Kohavision (shortened to KTV, previously also Koha Vision) is a Kosovan free-to-air television channel launched on September 21, 2000. It was founded by politician and journalist Veton Surroi as part of KOHA Group, a media house currently led by Flaka Surroi. Its programming is centered towards news, with Koha e Lajmeve being the most watched news edition in the country. The broadcaster shares its press staff with the Koha Ditore, a daily newspaper. Kohavision also runs Arta News, a 24-hour news and documentary channel.

History

Kohavision was first broadcast in 2000, a year into the aftermath of the Kosovo War. It was originally developed under the direction of Veton Surroi along with the Koha Ditore newspaper. In 2003, his sister Flaka Surroi took over as the managing director. KOHA is known for owning the most read and number one newspaper in Kosovo, Koha Ditore. It all began by a 2-hour programme per day, but now it broadcasts 24/7. KOHA is a leading media house in Kosovo.

* **Required task 1**:
From the Kohavision text, reproduce everything from "Kohavision was first" down to "house in Kosovo." word for word.
* **Required task 2**:
According to the Kohavision text, who became managing director in 2003?

* **Stored records**:

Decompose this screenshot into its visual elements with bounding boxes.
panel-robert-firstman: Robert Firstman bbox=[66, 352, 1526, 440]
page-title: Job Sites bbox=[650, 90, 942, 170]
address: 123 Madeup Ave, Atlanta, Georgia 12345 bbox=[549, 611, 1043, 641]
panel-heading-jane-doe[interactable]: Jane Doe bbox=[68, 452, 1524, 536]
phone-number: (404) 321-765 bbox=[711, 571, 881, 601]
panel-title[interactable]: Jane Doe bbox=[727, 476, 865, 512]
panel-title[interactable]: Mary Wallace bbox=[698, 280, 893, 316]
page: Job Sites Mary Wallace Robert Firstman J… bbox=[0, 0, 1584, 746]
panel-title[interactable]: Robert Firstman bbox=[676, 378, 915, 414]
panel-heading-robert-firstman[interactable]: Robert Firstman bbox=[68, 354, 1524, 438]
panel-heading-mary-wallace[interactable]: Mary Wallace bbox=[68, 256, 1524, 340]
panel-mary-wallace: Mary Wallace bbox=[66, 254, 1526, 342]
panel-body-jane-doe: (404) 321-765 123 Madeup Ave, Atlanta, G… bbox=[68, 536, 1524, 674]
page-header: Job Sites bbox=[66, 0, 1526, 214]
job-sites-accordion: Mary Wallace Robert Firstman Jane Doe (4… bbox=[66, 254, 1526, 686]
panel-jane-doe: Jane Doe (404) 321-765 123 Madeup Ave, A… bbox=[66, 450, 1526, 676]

* **Exercise solution 1**:
Kohavision was first broadcast in 2000, a year into the aftermath of the Kosovo War. It was originally developed under the direction of Veton Surroi along with the Koha Ditore newspaper. In 2003, his sister Flaka Surroi took over as the managing director. KOHA is known for owning the most read and number one newspaper in Kosovo, Koha Ditore. It all began by a 2-hour programme per day, but now it broadcasts 24/7. KOHA is a leading media house in Kosovo.

* **Exercise solution 2**:
Flaka Surroi, the sister of Veton Surroi, became managing director in 2003.